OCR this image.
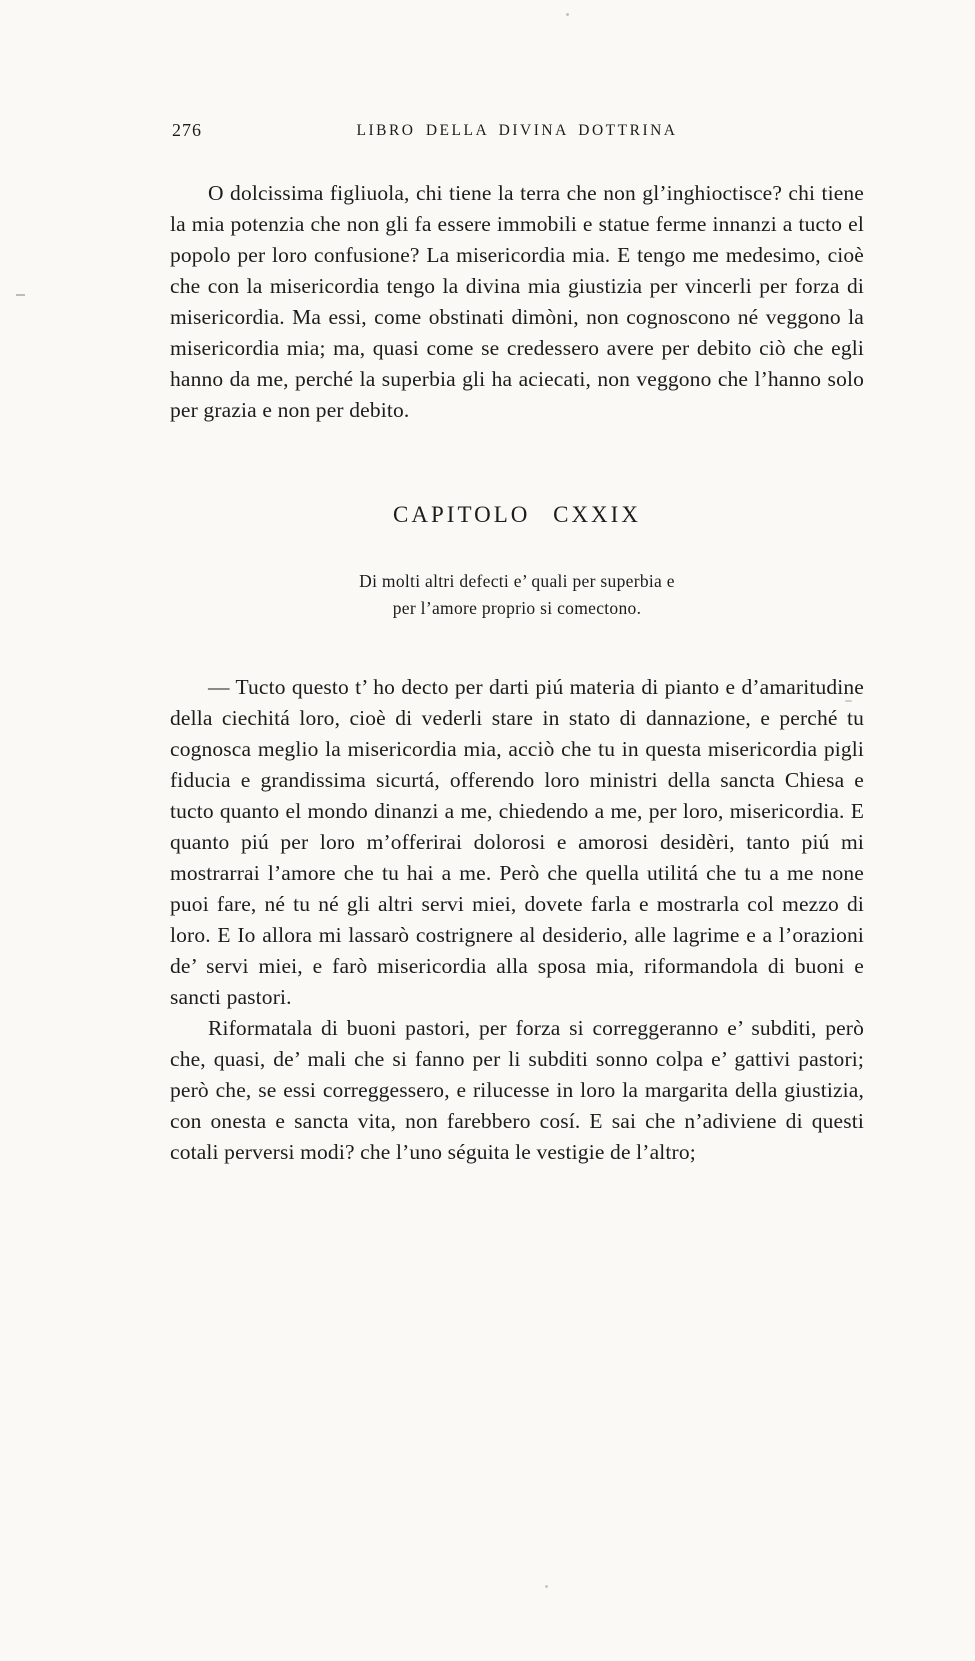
276	LIBRO DELLA DIVINA DOTTRINA

O dolcissima figliuola, chi tiene la terra che non gl’inghioctisce? chi tiene la mia potenzia che non gli fa essere immobili e statue ferme innanzi a tucto el popolo per loro confusione? La misericordia mia. E tengo me medesimo, cioè che con la misericordia tengo la divina mia giustizia per vincerli per forza di misericordia. Ma essi, come obstinati dimòni, non cognoscono né veggono la misericordia mia; ma, quasi come se credessero avere per debito ciò che egli hanno da me, perché la superbia gli ha aciecati, non veggono che l’hanno solo per grazia e non per debito.

CAPITOLO CXXIX
Di molti altri defecti e’ quali per superbia e
per l’amore proprio si comectono.

— Tucto questo t’ ho decto per darti piú materia di pianto e d’amaritudine della ciechitá loro, cioè di vederli stare in stato di dannazione, e perché tu cognosca meglio la misericordia mia, acciò che tu in questa misericordia pigli fiducia e grandissima sicurtá, offerendo loro ministri della sancta Chiesa e tucto quanto el mondo dinanzi a me, chiedendo a me, per loro, misericordia. E quanto piú per loro m’offerirai dolorosi e amorosi desidèri, tanto piú mi mostrarrai l’amore che tu hai a me. Però che quella utilitá che tu a me none puoi fare, né tu né gli altri servi miei, dovete farla e mostrarla col mezzo di loro. E Io allora mi lassarò costrignere al desiderio, alle lagrime e a l’orazioni de’ servi miei, e farò misericordia alla sposa mia, riformandola di buoni e sancti pastori.

Riformatala di buoni pastori, per forza si correggeranno e’ subditi, però che, quasi, de’ mali che si fanno per li subditi sonno colpa e’ gattivi pastori; però che, se essi correggessero, e rilucesse in loro la margarita della giustizia, con onesta e sancta vita, non farebbero cosí. E sai che n’adiviene di questi cotali perversi modi? che l’uno séguita le vestigie de l’altro;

==================================================

Challenge.
Pull out every line of the records above that contains the word "essi".

The reply.
O dolcissima figliuola, chi tiene la terra che non gl’inghioctisce? chi tiene la mia potenzia che non gli fa essere immobili e statue ferme innanzi a tucto el popolo per loro confusione? La misericordia mia. E tengo me medesimo, cioè che con la misericordia tengo la divina mia giustizia per vincerli per forza di misericordia. Ma essi, come obstinati dimòni, non cognoscono né veggono la misericordia mia; ma, quasi come se credessero avere per debito ciò che egli hanno da me, perché la superbia gli ha aciecati, non veggono che l’hanno solo per grazia e non per debito.
Riformatala di buoni pastori, per forza si correggeranno e’ subditi, però che, quasi, de’ mali che si fanno per li subditi sonno colpa e’ gattivi pastori; però che, se essi correggessero, e rilucesse in loro la margarita della giustizia, con onesta e sancta vita, non farebbero cosí. E sai che n’adiviene di questi cotali perversi modi? che l’uno séguita le vestigie de l’altro;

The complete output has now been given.